Instruction:
Pull each line containing "phase" out of the data and copy it.

** START The data **

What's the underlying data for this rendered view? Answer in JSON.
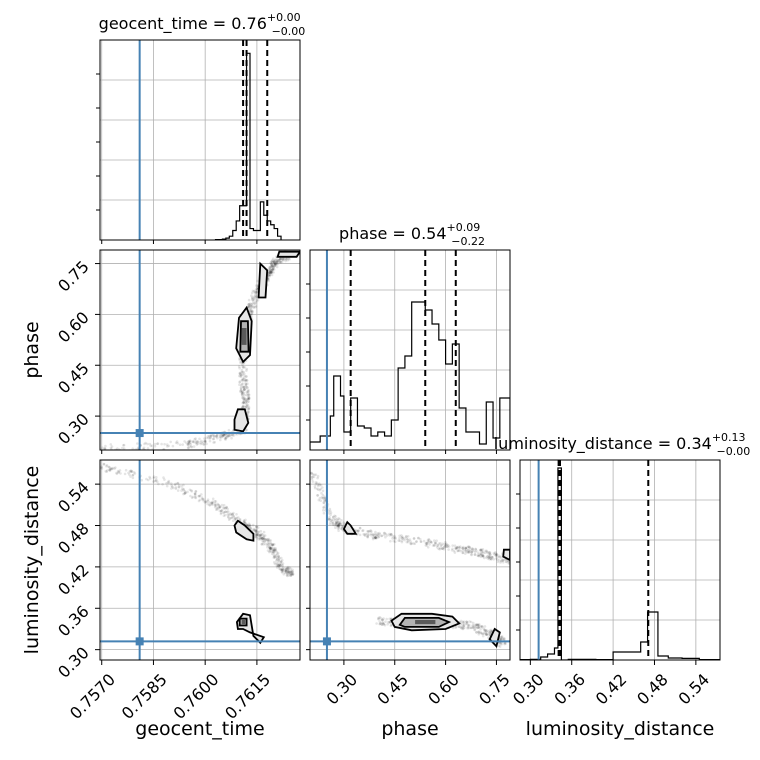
{
  "chart_data": {
    "type": "corner",
    "parameters": [
      "geocent_time",
      "phase",
      "luminosity_distance"
    ],
    "titles": {
      "geocent_time": {
        "label": "geocent_time",
        "median": "0.76",
        "plus": "+0.00",
        "minus": "−0.00"
      },
      "phase": {
        "label": "phase",
        "median": "0.54",
        "plus": "+0.09",
        "minus": "−0.22"
      },
      "luminosity_distance": {
        "label": "luminosity_distance",
        "median": "0.34",
        "plus": "+0.13",
        "minus": "−0.00"
      }
    },
    "ranges": {
      "geocent_time": [
        0.75695,
        0.76275
      ],
      "phase": [
        0.2,
        0.79
      ],
      "luminosity_distance": [
        0.285,
        0.575
      ]
    },
    "ticks": {
      "geocent_time": [
        {
          "v": 0.757,
          "label": "0.7570"
        },
        {
          "v": 0.7585,
          "label": "0.7585"
        },
        {
          "v": 0.76,
          "label": "0.7600"
        },
        {
          "v": 0.7615,
          "label": "0.7615"
        }
      ],
      "phase": [
        {
          "v": 0.3,
          "label": "0.30"
        },
        {
          "v": 0.45,
          "label": "0.45"
        },
        {
          "v": 0.6,
          "label": "0.60"
        },
        {
          "v": 0.75,
          "label": "0.75"
        }
      ],
      "luminosity_distance": [
        {
          "v": 0.3,
          "label": "0.30"
        },
        {
          "v": 0.36,
          "label": "0.36"
        },
        {
          "v": 0.42,
          "label": "0.42"
        },
        {
          "v": 0.48,
          "label": "0.48"
        },
        {
          "v": 0.54,
          "label": "0.54"
        }
      ]
    },
    "truths": {
      "geocent_time": 0.7581,
      "phase": 0.25,
      "luminosity_distance": 0.312
    },
    "quantiles": {
      "geocent_time": [
        0.7611,
        0.7612,
        0.7618
      ],
      "phase": [
        0.32,
        0.54,
        0.63
      ],
      "luminosity_distance": [
        0.341,
        0.343,
        0.471
      ]
    },
    "histograms": {
      "geocent_time": {
        "edges": [
          0.7603,
          0.7604,
          0.7605,
          0.7606,
          0.7607,
          0.7608,
          0.7609,
          0.761,
          0.7611,
          0.7612,
          0.7613,
          0.7614,
          0.7615,
          0.7616,
          0.7617,
          0.7618,
          0.7619,
          0.762,
          0.7621,
          0.7622
        ],
        "counts": [
          0.002,
          0.002,
          0.005,
          0.01,
          0.02,
          0.05,
          0.1,
          0.18,
          0.18,
          0.98,
          0.06,
          0.05,
          0.05,
          0.2,
          0.13,
          0.1,
          0.08,
          0.06,
          0.02
        ],
        "ymax": 1.05
      },
      "phase": {
        "edges": [
          0.2,
          0.23,
          0.26,
          0.27,
          0.29,
          0.3,
          0.32,
          0.34,
          0.36,
          0.38,
          0.4,
          0.42,
          0.44,
          0.46,
          0.48,
          0.5,
          0.52,
          0.54,
          0.56,
          0.58,
          0.6,
          0.62,
          0.64,
          0.66,
          0.68,
          0.7,
          0.72,
          0.74,
          0.76,
          0.79
        ],
        "counts": [
          0.04,
          0.07,
          0.17,
          0.37,
          0.27,
          0.09,
          0.26,
          0.12,
          0.11,
          0.07,
          0.09,
          0.07,
          0.15,
          0.41,
          0.47,
          0.74,
          0.74,
          0.7,
          0.63,
          0.55,
          0.43,
          0.53,
          0.21,
          0.09,
          0.09,
          0.03,
          0.24,
          0.06,
          0.26
        ],
        "ymax": 1.0
      },
      "luminosity_distance": {
        "edges": [
          0.285,
          0.3,
          0.315,
          0.325,
          0.335,
          0.34,
          0.345,
          0.355,
          0.375,
          0.395,
          0.42,
          0.44,
          0.46,
          0.47,
          0.485,
          0.5,
          0.52,
          0.545,
          0.575
        ],
        "counts": [
          0.002,
          0.003,
          0.015,
          0.03,
          0.06,
          0.96,
          0.0,
          0.003,
          0.003,
          0.002,
          0.04,
          0.04,
          0.09,
          0.24,
          0.02,
          0.01,
          0.008,
          0.002
        ],
        "ymax": 1.0
      }
    },
    "pairs": [
      {
        "x": "geocent_time",
        "y": "phase",
        "ridge": [
          [
            0.757,
            0.203
          ],
          [
            0.7595,
            0.215
          ],
          [
            0.7605,
            0.24
          ],
          [
            0.7611,
            0.26
          ],
          [
            0.7612,
            0.34
          ],
          [
            0.7611,
            0.4
          ],
          [
            0.7611,
            0.5
          ],
          [
            0.7612,
            0.56
          ],
          [
            0.7613,
            0.62
          ],
          [
            0.7616,
            0.68
          ],
          [
            0.7618,
            0.72
          ],
          [
            0.762,
            0.75
          ],
          [
            0.7625,
            0.78
          ]
        ],
        "levels": [
          [
            [
              0.76085,
              0.29
            ],
            [
              0.76095,
              0.32
            ],
            [
              0.76115,
              0.32
            ],
            [
              0.76125,
              0.28
            ],
            [
              0.7611,
              0.255
            ],
            [
              0.76085,
              0.26
            ]
          ],
          [
            [
              0.7609,
              0.5
            ],
            [
              0.76098,
              0.59
            ],
            [
              0.7612,
              0.62
            ],
            [
              0.76135,
              0.58
            ],
            [
              0.7613,
              0.48
            ],
            [
              0.7611,
              0.46
            ]
          ],
          [
            [
              0.76155,
              0.65
            ],
            [
              0.7616,
              0.75
            ],
            [
              0.7618,
              0.73
            ],
            [
              0.76175,
              0.65
            ]
          ],
          [
            [
              0.7621,
              0.77
            ],
            [
              0.76215,
              0.785
            ],
            [
              0.76275,
              0.785
            ],
            [
              0.76265,
              0.77
            ]
          ]
        ],
        "inner": [
          [
            [
              0.76102,
              0.49
            ],
            [
              0.76104,
              0.58
            ],
            [
              0.76124,
              0.58
            ],
            [
              0.76126,
              0.49
            ]
          ]
        ],
        "core": [
          [
            [
              0.76106,
              0.51
            ],
            [
              0.76106,
              0.56
            ],
            [
              0.7612,
              0.56
            ],
            [
              0.7612,
              0.51
            ]
          ]
        ]
      },
      {
        "x": "geocent_time",
        "y": "luminosity_distance",
        "ridge": [
          [
            0.757,
            0.565
          ],
          [
            0.759,
            0.54
          ],
          [
            0.7603,
            0.51
          ],
          [
            0.761,
            0.485
          ],
          [
            0.7615,
            0.47
          ],
          [
            0.7619,
            0.45
          ],
          [
            0.7622,
            0.42
          ],
          [
            0.7625,
            0.41
          ]
        ],
        "levels": [
          [
            [
              0.76085,
              0.48
            ],
            [
              0.7609,
              0.47
            ],
            [
              0.7612,
              0.46
            ],
            [
              0.7614,
              0.458
            ],
            [
              0.7614,
              0.468
            ],
            [
              0.76115,
              0.48
            ],
            [
              0.76095,
              0.487
            ]
          ],
          [
            [
              0.76092,
              0.34
            ],
            [
              0.7611,
              0.352
            ],
            [
              0.7613,
              0.35
            ],
            [
              0.7614,
              0.32
            ],
            [
              0.7616,
              0.31
            ],
            [
              0.7617,
              0.318
            ],
            [
              0.7613,
              0.325
            ],
            [
              0.7611,
              0.33
            ],
            [
              0.76095,
              0.33
            ]
          ]
        ],
        "inner": [
          [
            [
              0.761,
              0.335
            ],
            [
              0.761,
              0.345
            ],
            [
              0.7612,
              0.345
            ],
            [
              0.7612,
              0.335
            ]
          ]
        ],
        "core": [
          [
            [
              0.76106,
              0.337
            ],
            [
              0.76106,
              0.343
            ],
            [
              0.76116,
              0.343
            ],
            [
              0.76116,
              0.337
            ]
          ]
        ]
      },
      {
        "x": "phase",
        "y": "luminosity_distance",
        "ridge": [
          [
            0.205,
            0.56
          ],
          [
            0.26,
            0.49
          ],
          [
            0.3,
            0.476
          ],
          [
            0.4,
            0.465
          ],
          [
            0.55,
            0.455
          ],
          [
            0.65,
            0.445
          ],
          [
            0.72,
            0.438
          ],
          [
            0.79,
            0.43
          ]
        ],
        "ridge2": [
          [
            0.4,
            0.342
          ],
          [
            0.5,
            0.338
          ],
          [
            0.6,
            0.337
          ],
          [
            0.68,
            0.335
          ],
          [
            0.74,
            0.32
          ],
          [
            0.77,
            0.31
          ]
        ],
        "levels": [
          [
            [
              0.3,
              0.475
            ],
            [
              0.31,
              0.485
            ],
            [
              0.32,
              0.48
            ],
            [
              0.335,
              0.468
            ],
            [
              0.31,
              0.468
            ]
          ],
          [
            [
              0.77,
              0.435
            ],
            [
              0.772,
              0.445
            ],
            [
              0.79,
              0.445
            ],
            [
              0.79,
              0.43
            ]
          ],
          [
            [
              0.44,
              0.342
            ],
            [
              0.47,
              0.352
            ],
            [
              0.56,
              0.352
            ],
            [
              0.62,
              0.348
            ],
            [
              0.64,
              0.338
            ],
            [
              0.6,
              0.33
            ],
            [
              0.5,
              0.328
            ],
            [
              0.45,
              0.333
            ]
          ],
          [
            [
              0.73,
              0.315
            ],
            [
              0.745,
              0.33
            ],
            [
              0.76,
              0.325
            ],
            [
              0.75,
              0.305
            ]
          ]
        ],
        "inner": [
          [
            [
              0.465,
              0.336
            ],
            [
              0.48,
              0.346
            ],
            [
              0.58,
              0.346
            ],
            [
              0.61,
              0.34
            ],
            [
              0.58,
              0.333
            ],
            [
              0.48,
              0.333
            ]
          ]
        ],
        "core": [
          [
            [
              0.51,
              0.337
            ],
            [
              0.51,
              0.343
            ],
            [
              0.57,
              0.343
            ],
            [
              0.57,
              0.337
            ]
          ]
        ]
      }
    ]
  }
}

** END The data **

Output of the exercise:
      "phase",
      "phase": {
        "label": "phase",
      "phase": [
      "phase": [
      "phase": 0.25,
      "phase": [
      "phase": {
        "y": "phase",
        "x": "phase",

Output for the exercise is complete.